- _Aim of the exercise_: Narrow the data below down to the lines containing "cosθ".

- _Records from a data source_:
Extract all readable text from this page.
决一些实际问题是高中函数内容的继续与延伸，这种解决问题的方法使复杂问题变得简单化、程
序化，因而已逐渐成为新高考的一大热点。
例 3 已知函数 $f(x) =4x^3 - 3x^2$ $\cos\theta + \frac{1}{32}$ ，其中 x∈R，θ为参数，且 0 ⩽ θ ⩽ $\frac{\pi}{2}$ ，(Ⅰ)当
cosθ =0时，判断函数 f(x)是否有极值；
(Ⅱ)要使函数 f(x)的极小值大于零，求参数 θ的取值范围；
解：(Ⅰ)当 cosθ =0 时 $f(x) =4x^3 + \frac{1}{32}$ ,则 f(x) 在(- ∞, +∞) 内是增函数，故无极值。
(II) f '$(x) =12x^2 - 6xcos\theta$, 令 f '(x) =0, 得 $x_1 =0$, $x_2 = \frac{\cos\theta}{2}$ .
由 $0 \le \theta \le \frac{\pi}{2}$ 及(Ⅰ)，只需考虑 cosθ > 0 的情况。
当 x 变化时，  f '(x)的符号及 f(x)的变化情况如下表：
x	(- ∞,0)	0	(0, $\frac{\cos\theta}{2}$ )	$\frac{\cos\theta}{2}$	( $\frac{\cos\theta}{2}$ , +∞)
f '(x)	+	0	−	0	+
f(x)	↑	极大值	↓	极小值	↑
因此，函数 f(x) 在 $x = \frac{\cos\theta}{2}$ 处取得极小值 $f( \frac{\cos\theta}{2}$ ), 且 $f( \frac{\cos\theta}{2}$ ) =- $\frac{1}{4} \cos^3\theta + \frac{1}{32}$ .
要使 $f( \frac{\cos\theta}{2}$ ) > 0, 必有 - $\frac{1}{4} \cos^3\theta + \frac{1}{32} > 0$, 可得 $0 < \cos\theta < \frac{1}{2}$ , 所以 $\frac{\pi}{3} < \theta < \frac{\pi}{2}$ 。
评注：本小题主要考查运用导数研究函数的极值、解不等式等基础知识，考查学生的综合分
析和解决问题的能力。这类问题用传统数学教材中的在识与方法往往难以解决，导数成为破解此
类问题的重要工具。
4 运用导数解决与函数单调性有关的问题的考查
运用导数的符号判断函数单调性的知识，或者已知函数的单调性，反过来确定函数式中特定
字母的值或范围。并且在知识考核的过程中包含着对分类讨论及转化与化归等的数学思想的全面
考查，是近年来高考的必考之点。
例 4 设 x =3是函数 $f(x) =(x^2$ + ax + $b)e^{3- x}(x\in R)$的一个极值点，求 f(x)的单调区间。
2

- _Correct result_:
cosθ =0时，判断函数 f(x)是否有极值；
解：(Ⅰ)当 cosθ =0 时 $f(x) =4x^3 + \frac{1}{32}$ ,则 f(x) 在(- ∞, +∞) 内是增函数，故无极值。
由 $0 \le \theta \le \frac{\pi}{2}$ 及(Ⅰ)，只需考虑 cosθ > 0 的情况。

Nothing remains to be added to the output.